>> START Data for the task
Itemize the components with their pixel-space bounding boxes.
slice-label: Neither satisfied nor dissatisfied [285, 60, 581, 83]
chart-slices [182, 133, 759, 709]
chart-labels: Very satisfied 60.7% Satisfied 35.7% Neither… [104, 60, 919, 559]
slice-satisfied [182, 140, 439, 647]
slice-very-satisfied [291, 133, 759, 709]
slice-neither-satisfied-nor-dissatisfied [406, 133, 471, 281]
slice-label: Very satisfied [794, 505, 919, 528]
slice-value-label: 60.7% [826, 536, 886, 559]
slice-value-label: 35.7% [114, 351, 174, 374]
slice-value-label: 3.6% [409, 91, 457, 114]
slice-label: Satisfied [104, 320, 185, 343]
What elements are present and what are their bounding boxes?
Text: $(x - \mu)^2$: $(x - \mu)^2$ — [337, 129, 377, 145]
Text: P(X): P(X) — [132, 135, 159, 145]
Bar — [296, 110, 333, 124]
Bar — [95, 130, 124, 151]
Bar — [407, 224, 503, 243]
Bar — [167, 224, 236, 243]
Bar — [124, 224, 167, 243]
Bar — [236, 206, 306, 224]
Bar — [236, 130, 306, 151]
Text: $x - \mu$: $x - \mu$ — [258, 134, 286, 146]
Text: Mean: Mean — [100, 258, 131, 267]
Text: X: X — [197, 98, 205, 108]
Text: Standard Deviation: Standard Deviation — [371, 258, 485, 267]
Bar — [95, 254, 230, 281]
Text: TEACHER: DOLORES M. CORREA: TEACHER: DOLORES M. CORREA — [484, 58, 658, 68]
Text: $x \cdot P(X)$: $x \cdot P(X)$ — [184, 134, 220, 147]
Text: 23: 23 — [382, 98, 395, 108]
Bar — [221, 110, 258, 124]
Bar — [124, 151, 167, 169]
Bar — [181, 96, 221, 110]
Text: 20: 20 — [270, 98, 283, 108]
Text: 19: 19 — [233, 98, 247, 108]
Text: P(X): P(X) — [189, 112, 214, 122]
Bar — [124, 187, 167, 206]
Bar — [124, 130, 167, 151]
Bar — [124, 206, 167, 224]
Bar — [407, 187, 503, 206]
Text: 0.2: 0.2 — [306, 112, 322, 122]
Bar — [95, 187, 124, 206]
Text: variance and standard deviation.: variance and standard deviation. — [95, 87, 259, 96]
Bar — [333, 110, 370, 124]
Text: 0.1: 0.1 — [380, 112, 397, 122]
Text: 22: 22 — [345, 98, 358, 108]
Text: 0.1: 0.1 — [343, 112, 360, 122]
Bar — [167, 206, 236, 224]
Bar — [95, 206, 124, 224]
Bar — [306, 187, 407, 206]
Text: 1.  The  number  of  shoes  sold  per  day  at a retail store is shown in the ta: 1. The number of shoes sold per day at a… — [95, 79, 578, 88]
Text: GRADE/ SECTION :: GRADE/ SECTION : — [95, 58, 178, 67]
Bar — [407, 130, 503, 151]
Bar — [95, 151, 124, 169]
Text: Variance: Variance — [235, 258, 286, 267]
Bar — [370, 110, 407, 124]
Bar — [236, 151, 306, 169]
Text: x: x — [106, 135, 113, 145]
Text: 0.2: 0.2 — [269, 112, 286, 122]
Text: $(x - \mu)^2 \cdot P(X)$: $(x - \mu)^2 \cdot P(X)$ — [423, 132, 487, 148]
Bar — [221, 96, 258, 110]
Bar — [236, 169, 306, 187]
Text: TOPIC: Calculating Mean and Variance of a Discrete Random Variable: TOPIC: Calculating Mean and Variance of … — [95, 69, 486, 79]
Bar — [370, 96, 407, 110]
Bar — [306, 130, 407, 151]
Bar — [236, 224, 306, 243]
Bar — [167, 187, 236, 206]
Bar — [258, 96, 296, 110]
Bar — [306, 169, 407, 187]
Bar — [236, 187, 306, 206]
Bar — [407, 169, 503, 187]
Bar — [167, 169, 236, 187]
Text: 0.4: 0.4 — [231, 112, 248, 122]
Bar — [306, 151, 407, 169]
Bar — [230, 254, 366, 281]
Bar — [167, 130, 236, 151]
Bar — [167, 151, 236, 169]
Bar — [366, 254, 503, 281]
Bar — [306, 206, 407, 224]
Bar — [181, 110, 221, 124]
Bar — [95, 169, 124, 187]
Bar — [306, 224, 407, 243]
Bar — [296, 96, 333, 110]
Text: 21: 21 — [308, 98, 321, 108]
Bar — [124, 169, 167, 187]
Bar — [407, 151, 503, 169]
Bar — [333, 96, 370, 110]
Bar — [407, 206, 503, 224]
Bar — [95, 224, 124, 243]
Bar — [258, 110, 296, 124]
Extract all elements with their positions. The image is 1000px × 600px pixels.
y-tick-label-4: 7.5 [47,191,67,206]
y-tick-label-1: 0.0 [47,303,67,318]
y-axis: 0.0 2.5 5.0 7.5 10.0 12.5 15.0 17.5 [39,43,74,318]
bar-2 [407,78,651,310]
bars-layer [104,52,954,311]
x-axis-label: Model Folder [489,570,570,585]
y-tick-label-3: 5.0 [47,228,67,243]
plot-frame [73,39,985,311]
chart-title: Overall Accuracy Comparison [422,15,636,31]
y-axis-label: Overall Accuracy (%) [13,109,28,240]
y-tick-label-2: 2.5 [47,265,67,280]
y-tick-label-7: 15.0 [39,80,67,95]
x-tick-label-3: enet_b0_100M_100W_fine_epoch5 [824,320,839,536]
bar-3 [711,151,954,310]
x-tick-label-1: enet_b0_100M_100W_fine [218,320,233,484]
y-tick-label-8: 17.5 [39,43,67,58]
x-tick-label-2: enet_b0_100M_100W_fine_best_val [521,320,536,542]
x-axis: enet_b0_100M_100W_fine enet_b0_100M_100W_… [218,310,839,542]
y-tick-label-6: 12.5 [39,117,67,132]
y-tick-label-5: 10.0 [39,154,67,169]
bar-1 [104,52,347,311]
>> END Data for the task
Copy out every line of the entries above word for word, keeping each line unchanged.

Itemize the components with their pixel-space bounding boxes.
slice-label: Neither satisfied nor dissatisfied [285, 60, 581, 83]
chart-slices [182, 133, 759, 709]
chart-labels: Very satisfied 60.7% Satisfied 35.7% Neither… [104, 60, 919, 559]
slice-satisfied [182, 140, 439, 647]
slice-very-satisfied [291, 133, 759, 709]
slice-neither-satisfied-nor-dissatisfied [406, 133, 471, 281]
slice-label: Very satisfied [794, 505, 919, 528]
slice-value-label: 60.7% [826, 536, 886, 559]
slice-value-label: 35.7% [114, 351, 174, 374]
slice-value-label: 3.6% [409, 91, 457, 114]
slice-label: Satisfied [104, 320, 185, 343]
What elements are present and what are their bounding boxes?
Text: $(x - \mu)^2$: $(x - \mu)^2$ — [337, 129, 377, 145]
Text: P(X): P(X) — [132, 135, 159, 145]
Bar — [296, 110, 333, 124]
Bar — [95, 130, 124, 151]
Bar — [407, 224, 503, 243]
Bar — [167, 224, 236, 243]
Bar — [124, 224, 167, 243]
Bar — [236, 206, 306, 224]
Bar — [236, 130, 306, 151]
Text: $x - \mu$: $x - \mu$ — [258, 134, 286, 146]
Text: Mean: Mean — [100, 258, 131, 267]
Text: X: X — [197, 98, 205, 108]
Text: Standard Deviation: Standard Deviation — [371, 258, 485, 267]
Bar — [95, 254, 230, 281]
Text: TEACHER: DOLORES M. CORREA: TEACHER: DOLORES M. CORREA — [484, 58, 658, 68]
Text: $x \cdot P(X)$: $x \cdot P(X)$ — [184, 134, 220, 147]
Text: 23: 23 — [382, 98, 395, 108]
Bar — [221, 110, 258, 124]
Bar — [124, 151, 167, 169]
Bar — [181, 96, 221, 110]
Text: 20: 20 — [270, 98, 283, 108]
Text: 19: 19 — [233, 98, 247, 108]
Text: P(X): P(X) — [189, 112, 214, 122]
Bar — [124, 187, 167, 206]
Bar — [124, 130, 167, 151]
Bar — [124, 206, 167, 224]
Bar — [407, 187, 503, 206]
Text: 0.2: 0.2 — [306, 112, 322, 122]
Bar — [95, 187, 124, 206]
Text: variance and standard deviation.: variance and standard deviation. — [95, 87, 259, 96]
Bar — [333, 110, 370, 124]
Text: 0.1: 0.1 — [380, 112, 397, 122]
Text: 22: 22 — [345, 98, 358, 108]
Text: 0.1: 0.1 — [343, 112, 360, 122]
Bar — [167, 206, 236, 224]
Bar — [95, 206, 124, 224]
Bar — [306, 187, 407, 206]
Text: 1.  The  number  of  shoes  sold  per  day  at a retail store is shown in the ta: 1. The number of shoes sold per day at a… — [95, 79, 578, 88]
Text: GRADE/ SECTION :: GRADE/ SECTION : — [95, 58, 178, 67]
Bar — [407, 130, 503, 151]
Bar — [95, 151, 124, 169]
Text: Variance: Variance — [235, 258, 286, 267]
Bar — [370, 110, 407, 124]
Bar — [236, 151, 306, 169]
Text: x: x — [106, 135, 113, 145]
Text: 0.2: 0.2 — [269, 112, 286, 122]
Text: $(x - \mu)^2 \cdot P(X)$: $(x - \mu)^2 \cdot P(X)$ — [423, 132, 487, 148]
Bar — [221, 96, 258, 110]
Bar — [236, 169, 306, 187]
Text: TOPIC: Calculating Mean and Variance of a Discrete Random Variable: TOPIC: Calculating Mean and Variance of … — [95, 69, 486, 79]
Bar — [370, 96, 407, 110]
Bar — [306, 130, 407, 151]
Bar — [236, 224, 306, 243]
Bar — [167, 187, 236, 206]
Bar — [258, 96, 296, 110]
Bar — [306, 169, 407, 187]
Bar — [236, 187, 306, 206]
Bar — [407, 169, 503, 187]
Bar — [167, 169, 236, 187]
Text: 0.4: 0.4 — [231, 112, 248, 122]
Bar — [306, 151, 407, 169]
Bar — [230, 254, 366, 281]
Bar — [167, 130, 236, 151]
Bar — [167, 151, 236, 169]
Bar — [366, 254, 503, 281]
Bar — [306, 206, 407, 224]
Bar — [181, 110, 221, 124]
Bar — [95, 169, 124, 187]
Bar — [306, 224, 407, 243]
Bar — [296, 96, 333, 110]
Text: 21: 21 — [308, 98, 321, 108]
Bar — [124, 169, 167, 187]
Bar — [407, 151, 503, 169]
Bar — [333, 96, 370, 110]
Bar — [407, 206, 503, 224]
Bar — [95, 224, 124, 243]
Bar — [258, 110, 296, 124]
Extract all elements with their positions. The image is 1000px × 600px pixels.
y-tick-label-4: 7.5 [47,191,67,206]
y-tick-label-1: 0.0 [47,303,67,318]
y-axis: 0.0 2.5 5.0 7.5 10.0 12.5 15.0 17.5 [39,43,74,318]
bar-2 [407,78,651,310]
bars-layer [104,52,954,311]
x-axis-label: Model Folder [489,570,570,585]
y-tick-label-3: 5.0 [47,228,67,243]
plot-frame [73,39,985,311]
chart-title: Overall Accuracy Comparison [422,15,636,31]
y-axis-label: Overall Accuracy (%) [13,109,28,240]
y-tick-label-2: 2.5 [47,265,67,280]
y-tick-label-7: 15.0 [39,80,67,95]
x-tick-label-3: enet_b0_100M_100W_fine_epoch5 [824,320,839,536]
bar-3 [711,151,954,310]
x-tick-label-1: enet_b0_100M_100W_fine [218,320,233,484]
y-tick-label-8: 17.5 [39,43,67,58]
x-tick-label-2: enet_b0_100M_100W_fine_best_val [521,320,536,542]
x-axis: enet_b0_100M_100W_fine enet_b0_100M_100W_… [218,310,839,542]
y-tick-label-6: 12.5 [39,117,67,132]
y-tick-label-5: 10.0 [39,154,67,169]
bar-1 [104,52,347,311]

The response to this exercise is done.